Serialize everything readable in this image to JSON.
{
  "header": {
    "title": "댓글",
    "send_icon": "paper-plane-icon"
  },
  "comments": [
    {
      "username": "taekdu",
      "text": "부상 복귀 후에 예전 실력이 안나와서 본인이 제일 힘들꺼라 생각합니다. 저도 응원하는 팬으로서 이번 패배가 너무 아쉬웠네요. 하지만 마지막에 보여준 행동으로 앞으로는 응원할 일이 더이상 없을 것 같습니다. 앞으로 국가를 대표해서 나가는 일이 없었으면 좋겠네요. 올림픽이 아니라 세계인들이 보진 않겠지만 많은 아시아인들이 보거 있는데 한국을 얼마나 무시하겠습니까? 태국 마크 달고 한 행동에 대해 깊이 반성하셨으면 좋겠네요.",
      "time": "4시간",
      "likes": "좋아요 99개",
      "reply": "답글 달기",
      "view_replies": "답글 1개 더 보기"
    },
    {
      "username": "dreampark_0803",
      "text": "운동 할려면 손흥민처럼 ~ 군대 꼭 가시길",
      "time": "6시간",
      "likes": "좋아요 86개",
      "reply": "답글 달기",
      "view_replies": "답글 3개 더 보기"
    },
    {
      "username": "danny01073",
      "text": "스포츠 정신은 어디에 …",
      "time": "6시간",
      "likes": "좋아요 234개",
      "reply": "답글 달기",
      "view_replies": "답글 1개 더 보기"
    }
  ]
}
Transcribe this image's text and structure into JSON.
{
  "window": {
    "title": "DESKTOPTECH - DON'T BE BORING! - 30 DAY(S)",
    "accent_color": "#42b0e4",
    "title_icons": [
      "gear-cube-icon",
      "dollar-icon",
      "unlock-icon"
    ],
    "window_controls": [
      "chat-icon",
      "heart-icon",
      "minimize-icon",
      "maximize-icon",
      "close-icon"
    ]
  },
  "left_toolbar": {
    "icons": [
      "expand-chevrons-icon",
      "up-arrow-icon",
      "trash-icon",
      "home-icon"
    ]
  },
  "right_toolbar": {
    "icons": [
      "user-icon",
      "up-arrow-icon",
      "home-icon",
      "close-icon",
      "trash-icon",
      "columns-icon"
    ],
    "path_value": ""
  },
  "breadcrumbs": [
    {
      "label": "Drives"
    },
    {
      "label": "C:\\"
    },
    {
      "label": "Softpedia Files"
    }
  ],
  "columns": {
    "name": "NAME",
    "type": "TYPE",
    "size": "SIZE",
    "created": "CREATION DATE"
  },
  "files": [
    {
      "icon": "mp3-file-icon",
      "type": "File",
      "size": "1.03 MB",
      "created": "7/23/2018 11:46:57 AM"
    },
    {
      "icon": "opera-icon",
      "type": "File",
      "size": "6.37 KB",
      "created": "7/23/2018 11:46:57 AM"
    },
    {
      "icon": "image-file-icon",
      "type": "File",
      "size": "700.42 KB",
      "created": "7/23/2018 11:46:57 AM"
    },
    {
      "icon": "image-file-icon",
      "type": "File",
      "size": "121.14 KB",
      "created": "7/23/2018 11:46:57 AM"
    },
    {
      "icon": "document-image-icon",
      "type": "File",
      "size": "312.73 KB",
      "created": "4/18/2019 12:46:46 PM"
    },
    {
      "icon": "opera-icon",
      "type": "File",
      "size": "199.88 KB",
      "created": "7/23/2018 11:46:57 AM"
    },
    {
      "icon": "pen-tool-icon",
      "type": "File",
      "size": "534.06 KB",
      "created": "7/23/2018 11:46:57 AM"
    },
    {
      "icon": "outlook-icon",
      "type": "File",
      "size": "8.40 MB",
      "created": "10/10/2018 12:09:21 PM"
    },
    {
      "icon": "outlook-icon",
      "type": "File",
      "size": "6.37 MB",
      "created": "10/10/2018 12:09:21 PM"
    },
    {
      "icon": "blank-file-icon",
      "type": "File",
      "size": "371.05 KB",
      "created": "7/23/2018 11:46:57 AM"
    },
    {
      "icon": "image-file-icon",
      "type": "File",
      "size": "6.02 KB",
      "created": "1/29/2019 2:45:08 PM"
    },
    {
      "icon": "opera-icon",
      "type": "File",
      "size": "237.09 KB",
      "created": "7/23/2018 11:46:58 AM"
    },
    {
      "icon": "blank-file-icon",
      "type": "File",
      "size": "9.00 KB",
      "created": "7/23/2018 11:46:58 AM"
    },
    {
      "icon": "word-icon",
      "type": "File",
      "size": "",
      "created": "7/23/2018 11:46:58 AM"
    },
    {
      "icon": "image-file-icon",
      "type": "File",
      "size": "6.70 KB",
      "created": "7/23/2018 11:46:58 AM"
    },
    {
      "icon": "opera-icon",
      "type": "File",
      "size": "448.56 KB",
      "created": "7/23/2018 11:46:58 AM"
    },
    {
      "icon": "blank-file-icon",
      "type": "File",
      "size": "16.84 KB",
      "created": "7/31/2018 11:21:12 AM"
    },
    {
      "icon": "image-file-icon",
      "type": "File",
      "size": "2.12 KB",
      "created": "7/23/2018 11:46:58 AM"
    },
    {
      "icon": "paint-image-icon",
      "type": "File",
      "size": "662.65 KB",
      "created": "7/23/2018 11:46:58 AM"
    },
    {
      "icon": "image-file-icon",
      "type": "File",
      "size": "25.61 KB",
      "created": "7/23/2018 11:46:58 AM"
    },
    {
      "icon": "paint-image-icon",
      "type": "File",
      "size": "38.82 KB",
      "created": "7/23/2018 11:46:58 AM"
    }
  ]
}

_What this task involves_. Copy every line of the listing where the word "label" appears.

_Result_.
      "label": "Drives"
      "label": "C:\\"
      "label": "Softpedia Files"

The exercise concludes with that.